**EXERCISE**
In the listing below, locate the lines bearing the word "visible". Copy every one of them.

══ EXERCISE INPUT

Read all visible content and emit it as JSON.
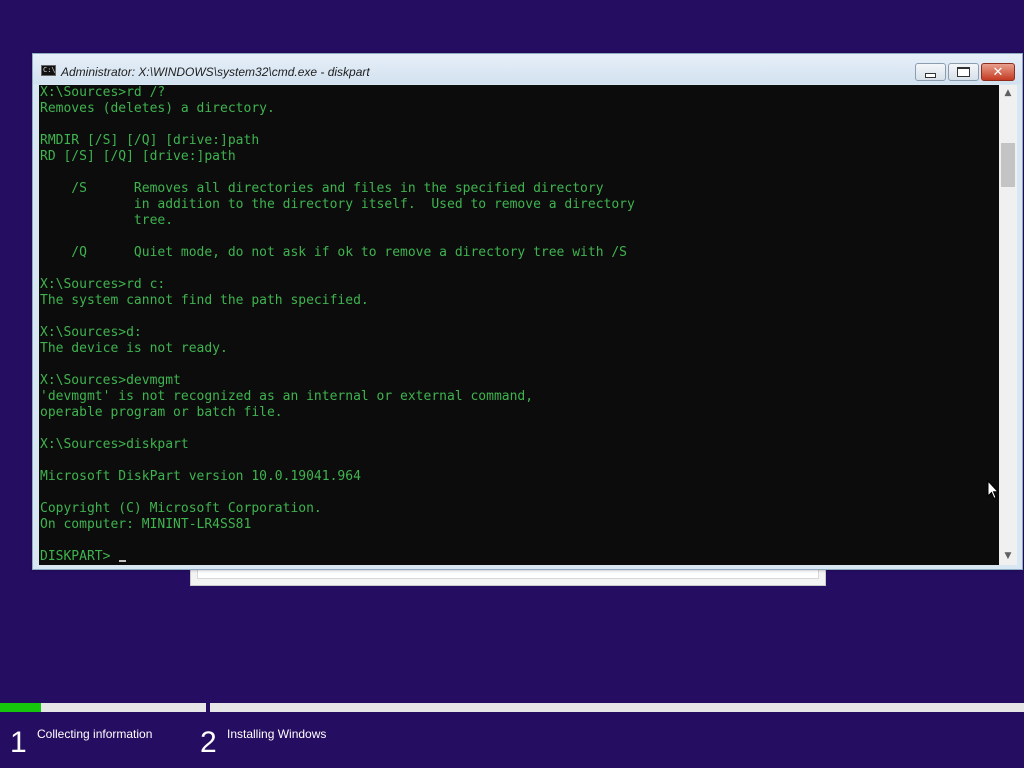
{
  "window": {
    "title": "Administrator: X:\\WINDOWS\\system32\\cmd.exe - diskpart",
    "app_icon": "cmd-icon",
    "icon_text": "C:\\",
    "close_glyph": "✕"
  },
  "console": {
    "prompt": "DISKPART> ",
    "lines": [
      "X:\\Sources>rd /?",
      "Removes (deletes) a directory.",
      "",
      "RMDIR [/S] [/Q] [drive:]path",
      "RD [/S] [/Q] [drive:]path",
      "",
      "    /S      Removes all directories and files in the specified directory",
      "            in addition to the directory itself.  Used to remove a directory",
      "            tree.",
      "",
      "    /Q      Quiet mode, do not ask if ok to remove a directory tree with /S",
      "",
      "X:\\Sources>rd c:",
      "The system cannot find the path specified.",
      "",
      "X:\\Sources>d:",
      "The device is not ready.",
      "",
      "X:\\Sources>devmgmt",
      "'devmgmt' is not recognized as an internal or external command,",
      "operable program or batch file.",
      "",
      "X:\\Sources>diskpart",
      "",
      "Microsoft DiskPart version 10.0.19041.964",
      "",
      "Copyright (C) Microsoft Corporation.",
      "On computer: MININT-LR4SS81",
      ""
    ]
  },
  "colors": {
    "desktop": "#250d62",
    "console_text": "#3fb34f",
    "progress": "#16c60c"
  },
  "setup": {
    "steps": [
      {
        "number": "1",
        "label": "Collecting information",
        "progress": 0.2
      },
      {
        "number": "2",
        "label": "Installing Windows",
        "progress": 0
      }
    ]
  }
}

════
══ EXERCISE INPUT

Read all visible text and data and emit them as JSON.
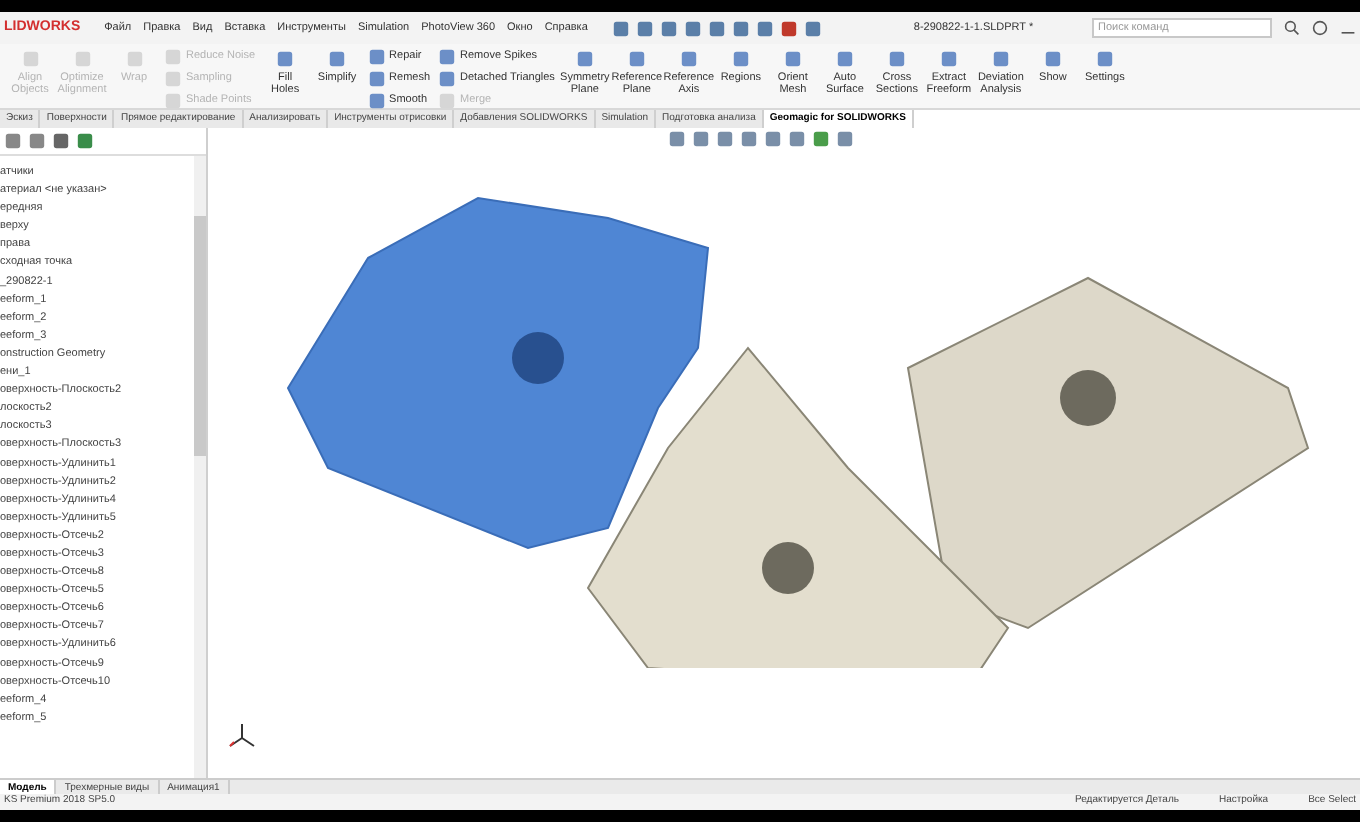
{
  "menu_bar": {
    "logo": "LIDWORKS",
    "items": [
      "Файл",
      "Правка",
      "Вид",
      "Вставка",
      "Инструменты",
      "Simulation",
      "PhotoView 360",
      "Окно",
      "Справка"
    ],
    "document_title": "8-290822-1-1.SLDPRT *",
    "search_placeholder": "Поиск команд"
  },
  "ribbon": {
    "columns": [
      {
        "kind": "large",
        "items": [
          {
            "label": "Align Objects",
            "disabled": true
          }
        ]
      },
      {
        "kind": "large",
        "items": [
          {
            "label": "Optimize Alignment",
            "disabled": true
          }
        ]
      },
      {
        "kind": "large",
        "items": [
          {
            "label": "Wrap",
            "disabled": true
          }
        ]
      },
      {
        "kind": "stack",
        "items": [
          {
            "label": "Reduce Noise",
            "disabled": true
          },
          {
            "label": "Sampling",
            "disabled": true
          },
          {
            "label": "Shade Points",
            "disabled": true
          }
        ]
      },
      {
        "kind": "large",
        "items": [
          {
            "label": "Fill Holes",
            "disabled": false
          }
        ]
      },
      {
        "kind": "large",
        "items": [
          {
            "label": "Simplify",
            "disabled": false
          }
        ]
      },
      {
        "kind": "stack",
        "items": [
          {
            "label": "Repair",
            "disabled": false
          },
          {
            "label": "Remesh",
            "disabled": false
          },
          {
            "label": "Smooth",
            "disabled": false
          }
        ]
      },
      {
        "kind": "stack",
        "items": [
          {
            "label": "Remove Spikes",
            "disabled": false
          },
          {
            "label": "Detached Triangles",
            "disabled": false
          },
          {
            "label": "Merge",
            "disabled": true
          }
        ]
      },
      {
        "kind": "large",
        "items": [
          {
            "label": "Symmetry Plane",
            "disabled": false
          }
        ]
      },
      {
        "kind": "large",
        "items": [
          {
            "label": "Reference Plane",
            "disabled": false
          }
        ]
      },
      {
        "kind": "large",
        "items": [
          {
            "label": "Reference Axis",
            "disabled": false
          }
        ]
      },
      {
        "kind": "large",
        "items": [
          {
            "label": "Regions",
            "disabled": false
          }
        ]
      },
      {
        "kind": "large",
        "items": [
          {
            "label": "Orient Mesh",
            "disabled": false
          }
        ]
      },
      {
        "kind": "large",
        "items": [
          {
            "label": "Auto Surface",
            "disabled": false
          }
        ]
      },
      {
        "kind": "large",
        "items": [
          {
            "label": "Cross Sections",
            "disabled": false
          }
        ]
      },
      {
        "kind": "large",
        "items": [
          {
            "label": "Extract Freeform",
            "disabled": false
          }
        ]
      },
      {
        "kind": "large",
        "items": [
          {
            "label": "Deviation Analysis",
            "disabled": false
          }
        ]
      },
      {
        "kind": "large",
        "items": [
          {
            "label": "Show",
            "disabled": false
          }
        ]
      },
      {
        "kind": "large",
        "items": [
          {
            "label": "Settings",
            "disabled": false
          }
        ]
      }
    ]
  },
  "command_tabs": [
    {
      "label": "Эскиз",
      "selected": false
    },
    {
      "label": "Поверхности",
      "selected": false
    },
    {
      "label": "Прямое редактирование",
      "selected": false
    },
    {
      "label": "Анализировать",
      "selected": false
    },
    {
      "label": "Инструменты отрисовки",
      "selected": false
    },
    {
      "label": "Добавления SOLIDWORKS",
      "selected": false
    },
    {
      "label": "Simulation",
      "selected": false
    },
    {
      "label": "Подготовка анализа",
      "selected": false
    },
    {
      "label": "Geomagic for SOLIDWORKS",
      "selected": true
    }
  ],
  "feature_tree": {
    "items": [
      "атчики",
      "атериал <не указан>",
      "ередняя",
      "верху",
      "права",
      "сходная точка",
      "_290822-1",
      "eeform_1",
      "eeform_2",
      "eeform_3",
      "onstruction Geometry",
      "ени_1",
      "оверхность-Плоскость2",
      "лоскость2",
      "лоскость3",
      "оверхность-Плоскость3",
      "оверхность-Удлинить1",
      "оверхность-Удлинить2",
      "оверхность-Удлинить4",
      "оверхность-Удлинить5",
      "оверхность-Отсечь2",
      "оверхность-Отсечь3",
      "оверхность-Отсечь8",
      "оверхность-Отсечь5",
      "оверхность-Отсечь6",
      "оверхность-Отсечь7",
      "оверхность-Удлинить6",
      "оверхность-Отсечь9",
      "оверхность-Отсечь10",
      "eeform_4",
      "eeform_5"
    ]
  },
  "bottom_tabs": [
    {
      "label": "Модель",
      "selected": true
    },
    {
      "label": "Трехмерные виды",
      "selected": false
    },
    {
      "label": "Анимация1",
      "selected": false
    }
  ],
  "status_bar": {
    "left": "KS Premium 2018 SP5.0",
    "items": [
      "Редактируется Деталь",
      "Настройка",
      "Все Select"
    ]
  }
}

════

**RESPONSE TO THIS TASK**
Read all visible content and emit it as JSON.
Read all visible text and data and emit them as JSON.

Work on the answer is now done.